→ Exercise
Keep every line where the word "viníka" appears; drop the rest.

** START Given entries **

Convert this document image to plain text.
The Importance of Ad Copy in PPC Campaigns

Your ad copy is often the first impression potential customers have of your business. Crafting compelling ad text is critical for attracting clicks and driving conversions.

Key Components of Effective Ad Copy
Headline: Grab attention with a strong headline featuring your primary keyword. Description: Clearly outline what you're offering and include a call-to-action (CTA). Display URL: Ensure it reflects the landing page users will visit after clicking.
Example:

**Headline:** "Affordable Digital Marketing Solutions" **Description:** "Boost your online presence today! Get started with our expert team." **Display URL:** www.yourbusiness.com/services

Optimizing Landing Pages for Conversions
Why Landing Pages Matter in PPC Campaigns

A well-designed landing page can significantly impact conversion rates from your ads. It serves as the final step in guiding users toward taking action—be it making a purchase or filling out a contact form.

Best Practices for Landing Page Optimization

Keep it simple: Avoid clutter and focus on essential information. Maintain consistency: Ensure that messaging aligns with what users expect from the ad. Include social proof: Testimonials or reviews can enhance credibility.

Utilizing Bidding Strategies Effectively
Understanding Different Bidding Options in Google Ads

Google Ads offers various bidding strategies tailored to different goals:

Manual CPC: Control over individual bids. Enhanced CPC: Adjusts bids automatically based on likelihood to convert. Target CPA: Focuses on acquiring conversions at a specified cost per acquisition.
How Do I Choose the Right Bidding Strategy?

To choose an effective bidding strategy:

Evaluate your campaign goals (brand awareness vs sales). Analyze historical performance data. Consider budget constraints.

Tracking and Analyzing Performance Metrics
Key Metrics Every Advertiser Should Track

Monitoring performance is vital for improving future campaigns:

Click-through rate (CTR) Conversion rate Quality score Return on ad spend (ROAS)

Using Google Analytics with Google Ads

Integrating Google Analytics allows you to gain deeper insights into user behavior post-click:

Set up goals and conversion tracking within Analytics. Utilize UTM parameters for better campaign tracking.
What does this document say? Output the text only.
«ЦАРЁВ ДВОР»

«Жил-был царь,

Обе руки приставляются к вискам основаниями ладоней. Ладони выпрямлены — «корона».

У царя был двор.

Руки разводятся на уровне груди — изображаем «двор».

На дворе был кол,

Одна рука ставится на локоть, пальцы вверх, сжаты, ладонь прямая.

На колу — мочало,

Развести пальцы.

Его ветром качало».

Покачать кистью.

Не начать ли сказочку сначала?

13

** END Given entries **
** START Given entries **

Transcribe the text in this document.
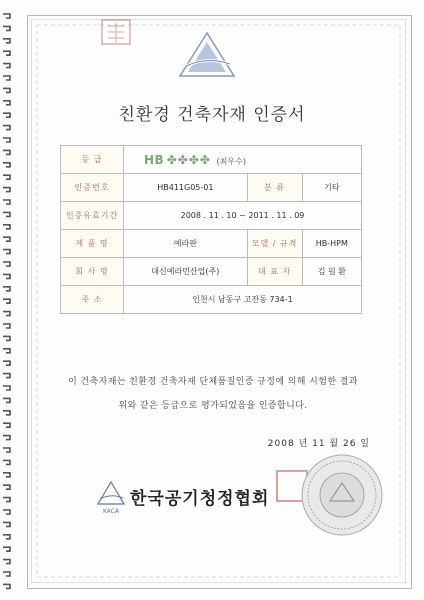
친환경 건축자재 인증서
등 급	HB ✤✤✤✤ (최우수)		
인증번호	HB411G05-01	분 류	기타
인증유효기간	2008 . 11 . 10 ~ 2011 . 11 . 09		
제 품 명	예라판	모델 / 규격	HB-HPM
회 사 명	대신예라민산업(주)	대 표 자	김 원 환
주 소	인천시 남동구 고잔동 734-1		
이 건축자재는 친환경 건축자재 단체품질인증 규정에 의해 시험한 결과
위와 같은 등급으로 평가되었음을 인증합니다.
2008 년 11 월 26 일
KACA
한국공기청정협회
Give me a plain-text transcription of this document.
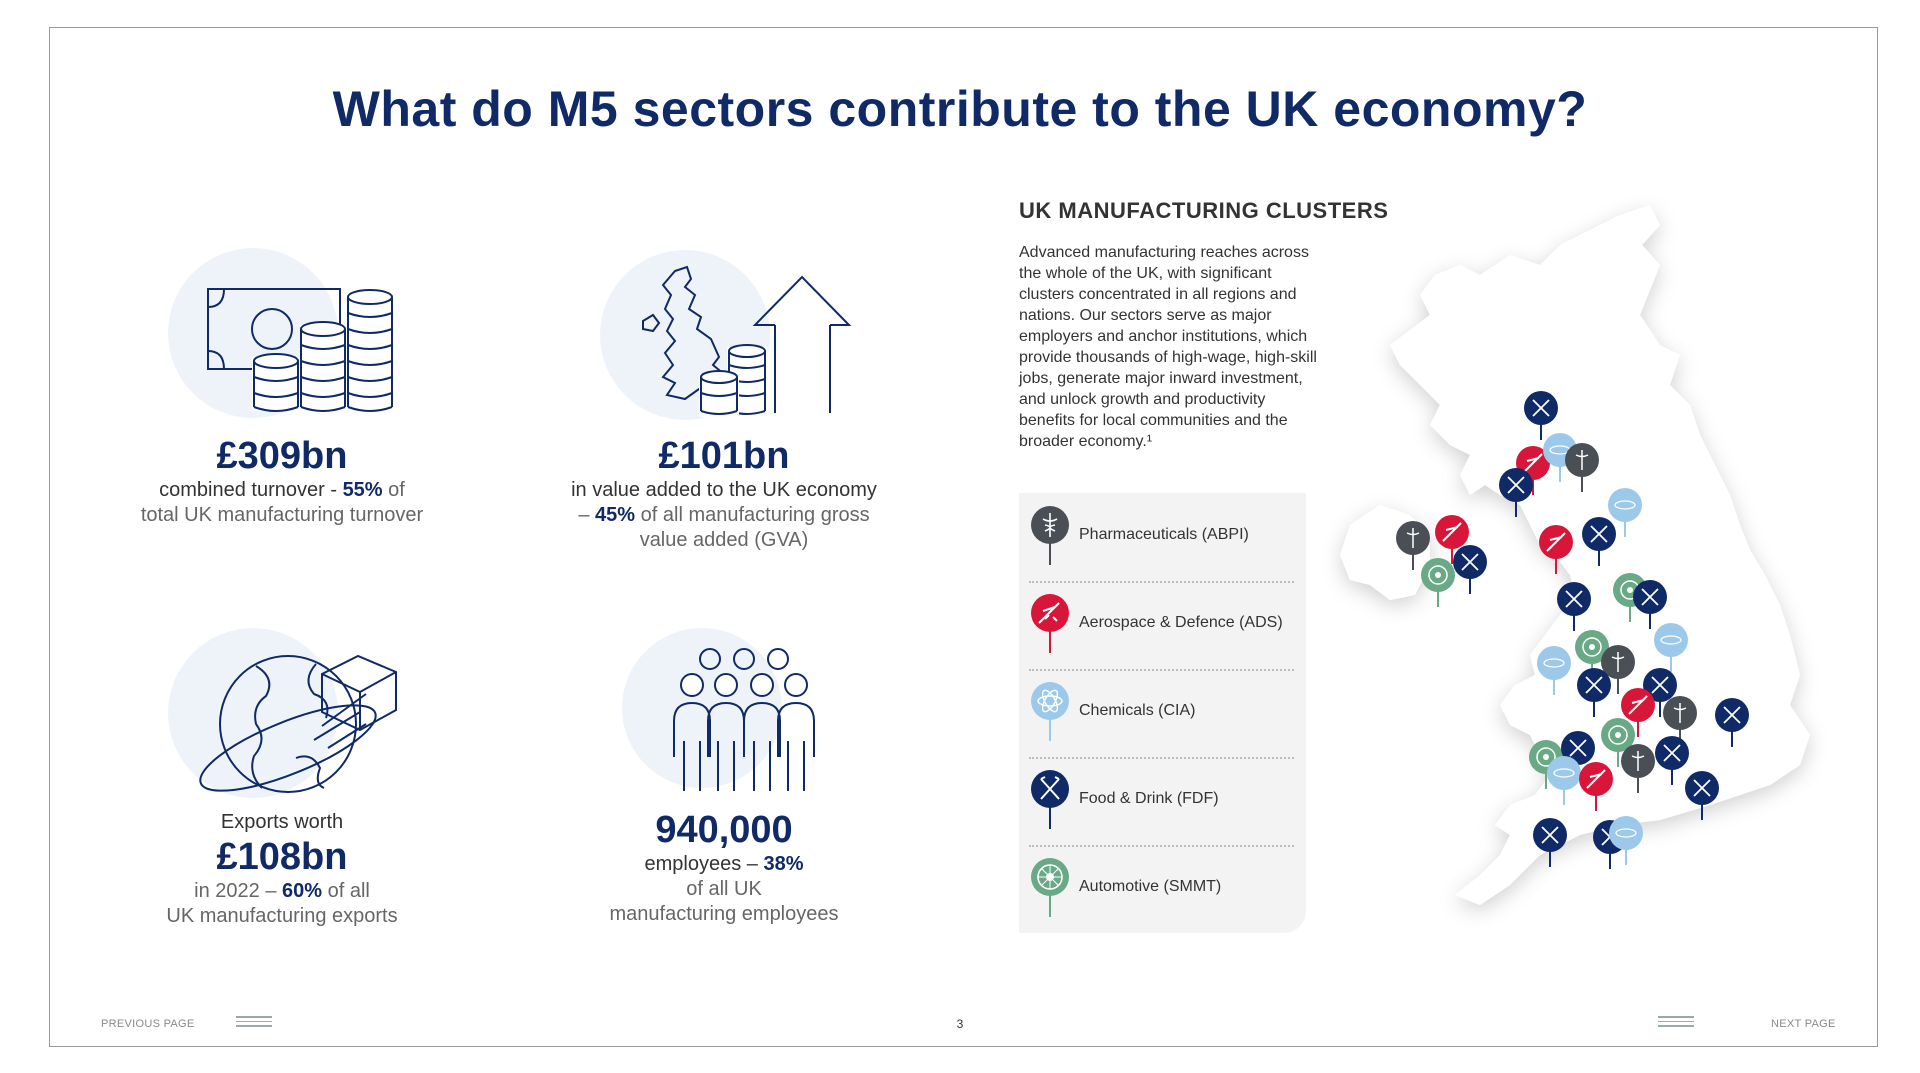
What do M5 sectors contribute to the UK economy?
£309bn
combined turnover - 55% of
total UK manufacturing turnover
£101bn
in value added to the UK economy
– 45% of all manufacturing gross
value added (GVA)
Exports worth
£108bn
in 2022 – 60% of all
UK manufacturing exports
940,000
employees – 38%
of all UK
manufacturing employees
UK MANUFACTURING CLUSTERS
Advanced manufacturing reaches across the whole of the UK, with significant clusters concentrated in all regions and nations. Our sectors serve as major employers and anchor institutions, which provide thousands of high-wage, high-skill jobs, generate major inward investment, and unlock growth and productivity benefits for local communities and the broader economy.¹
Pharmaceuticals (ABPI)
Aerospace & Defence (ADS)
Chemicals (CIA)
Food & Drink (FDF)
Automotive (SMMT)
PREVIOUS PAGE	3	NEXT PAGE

** END Given entries **
** START Given entries **

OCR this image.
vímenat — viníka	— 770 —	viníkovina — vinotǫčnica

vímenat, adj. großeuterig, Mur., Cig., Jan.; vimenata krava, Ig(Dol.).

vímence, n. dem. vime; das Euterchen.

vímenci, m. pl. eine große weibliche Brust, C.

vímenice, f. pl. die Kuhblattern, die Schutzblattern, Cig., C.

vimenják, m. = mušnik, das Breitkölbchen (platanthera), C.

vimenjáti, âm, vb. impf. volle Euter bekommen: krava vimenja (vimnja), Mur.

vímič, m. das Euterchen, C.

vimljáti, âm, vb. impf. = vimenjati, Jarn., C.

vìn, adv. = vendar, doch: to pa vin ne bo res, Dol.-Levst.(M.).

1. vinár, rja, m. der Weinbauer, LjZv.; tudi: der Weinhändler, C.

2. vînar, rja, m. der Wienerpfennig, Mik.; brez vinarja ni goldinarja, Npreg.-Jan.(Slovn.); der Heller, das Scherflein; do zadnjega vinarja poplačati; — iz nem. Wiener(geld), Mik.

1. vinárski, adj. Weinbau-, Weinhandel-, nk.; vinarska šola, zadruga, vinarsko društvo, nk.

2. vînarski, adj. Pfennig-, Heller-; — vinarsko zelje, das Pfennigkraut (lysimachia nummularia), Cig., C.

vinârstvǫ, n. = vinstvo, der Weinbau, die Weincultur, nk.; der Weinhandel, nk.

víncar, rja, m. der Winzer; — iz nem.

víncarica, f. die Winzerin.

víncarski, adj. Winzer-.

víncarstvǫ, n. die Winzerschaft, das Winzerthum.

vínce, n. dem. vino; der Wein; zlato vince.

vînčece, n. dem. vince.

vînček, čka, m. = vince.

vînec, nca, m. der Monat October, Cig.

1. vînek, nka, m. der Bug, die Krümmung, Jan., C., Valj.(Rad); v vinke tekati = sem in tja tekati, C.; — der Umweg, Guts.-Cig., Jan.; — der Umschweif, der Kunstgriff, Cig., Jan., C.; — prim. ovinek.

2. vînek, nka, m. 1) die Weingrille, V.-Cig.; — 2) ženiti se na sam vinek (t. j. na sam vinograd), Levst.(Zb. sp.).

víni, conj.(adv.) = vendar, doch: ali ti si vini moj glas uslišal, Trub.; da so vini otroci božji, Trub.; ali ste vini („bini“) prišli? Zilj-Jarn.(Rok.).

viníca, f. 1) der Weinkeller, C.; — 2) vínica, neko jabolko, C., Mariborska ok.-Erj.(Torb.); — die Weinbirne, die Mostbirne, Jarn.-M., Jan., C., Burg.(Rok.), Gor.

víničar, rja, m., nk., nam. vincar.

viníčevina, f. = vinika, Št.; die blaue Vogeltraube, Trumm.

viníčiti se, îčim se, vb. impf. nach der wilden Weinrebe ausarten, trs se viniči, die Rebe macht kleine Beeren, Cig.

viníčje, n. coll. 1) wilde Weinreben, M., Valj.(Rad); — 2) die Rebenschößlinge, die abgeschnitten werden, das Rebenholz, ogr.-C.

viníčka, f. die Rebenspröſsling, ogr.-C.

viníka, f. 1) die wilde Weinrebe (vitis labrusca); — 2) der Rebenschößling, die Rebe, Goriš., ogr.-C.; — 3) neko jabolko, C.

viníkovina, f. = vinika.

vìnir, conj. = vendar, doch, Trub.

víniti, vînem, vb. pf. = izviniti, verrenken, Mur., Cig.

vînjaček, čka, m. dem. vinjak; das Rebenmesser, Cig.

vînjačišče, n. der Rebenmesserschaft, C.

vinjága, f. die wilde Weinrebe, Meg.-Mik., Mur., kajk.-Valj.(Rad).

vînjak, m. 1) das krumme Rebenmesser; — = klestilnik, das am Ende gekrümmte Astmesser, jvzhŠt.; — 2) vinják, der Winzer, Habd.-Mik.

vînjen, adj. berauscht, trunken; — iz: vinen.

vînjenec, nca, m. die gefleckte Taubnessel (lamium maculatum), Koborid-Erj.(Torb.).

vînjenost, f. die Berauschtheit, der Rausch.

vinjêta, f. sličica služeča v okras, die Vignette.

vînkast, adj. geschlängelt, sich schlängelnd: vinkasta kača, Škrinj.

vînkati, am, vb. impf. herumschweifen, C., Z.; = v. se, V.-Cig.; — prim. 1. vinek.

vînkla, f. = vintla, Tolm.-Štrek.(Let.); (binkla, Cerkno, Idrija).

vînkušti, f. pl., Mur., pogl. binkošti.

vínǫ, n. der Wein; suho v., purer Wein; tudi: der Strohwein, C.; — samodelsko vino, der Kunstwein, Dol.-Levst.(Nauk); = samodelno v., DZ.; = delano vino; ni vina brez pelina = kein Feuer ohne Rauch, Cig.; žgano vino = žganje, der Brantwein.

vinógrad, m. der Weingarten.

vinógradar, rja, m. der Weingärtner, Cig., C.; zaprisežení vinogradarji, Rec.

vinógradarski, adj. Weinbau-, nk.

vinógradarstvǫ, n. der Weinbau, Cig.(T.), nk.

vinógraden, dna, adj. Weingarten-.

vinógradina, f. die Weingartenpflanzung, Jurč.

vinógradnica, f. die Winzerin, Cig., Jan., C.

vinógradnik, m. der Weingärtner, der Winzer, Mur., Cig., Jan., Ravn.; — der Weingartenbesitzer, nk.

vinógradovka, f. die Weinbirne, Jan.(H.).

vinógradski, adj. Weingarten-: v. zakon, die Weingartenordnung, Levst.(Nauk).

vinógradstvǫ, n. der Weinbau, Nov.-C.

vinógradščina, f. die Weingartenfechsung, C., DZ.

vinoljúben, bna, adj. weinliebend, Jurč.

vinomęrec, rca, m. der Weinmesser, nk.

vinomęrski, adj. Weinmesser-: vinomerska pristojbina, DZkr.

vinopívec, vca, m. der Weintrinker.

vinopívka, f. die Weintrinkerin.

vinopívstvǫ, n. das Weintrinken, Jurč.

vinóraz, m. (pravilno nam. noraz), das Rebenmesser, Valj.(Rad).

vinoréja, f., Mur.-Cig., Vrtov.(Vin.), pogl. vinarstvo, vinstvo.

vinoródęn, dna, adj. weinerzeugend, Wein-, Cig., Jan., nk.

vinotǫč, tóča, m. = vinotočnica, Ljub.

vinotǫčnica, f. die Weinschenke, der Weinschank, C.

** END Given entries **

→ Reply to the task
vímenat — viníka	— 770 —	viníkovina — vinotǫčnica
viníka, f. 1) die wilde Weinrebe (vitis labrusca); — 2) der Rebenschößling, die Rebe, Goriš., ogr.-C.; — 3) neko jabolko, C.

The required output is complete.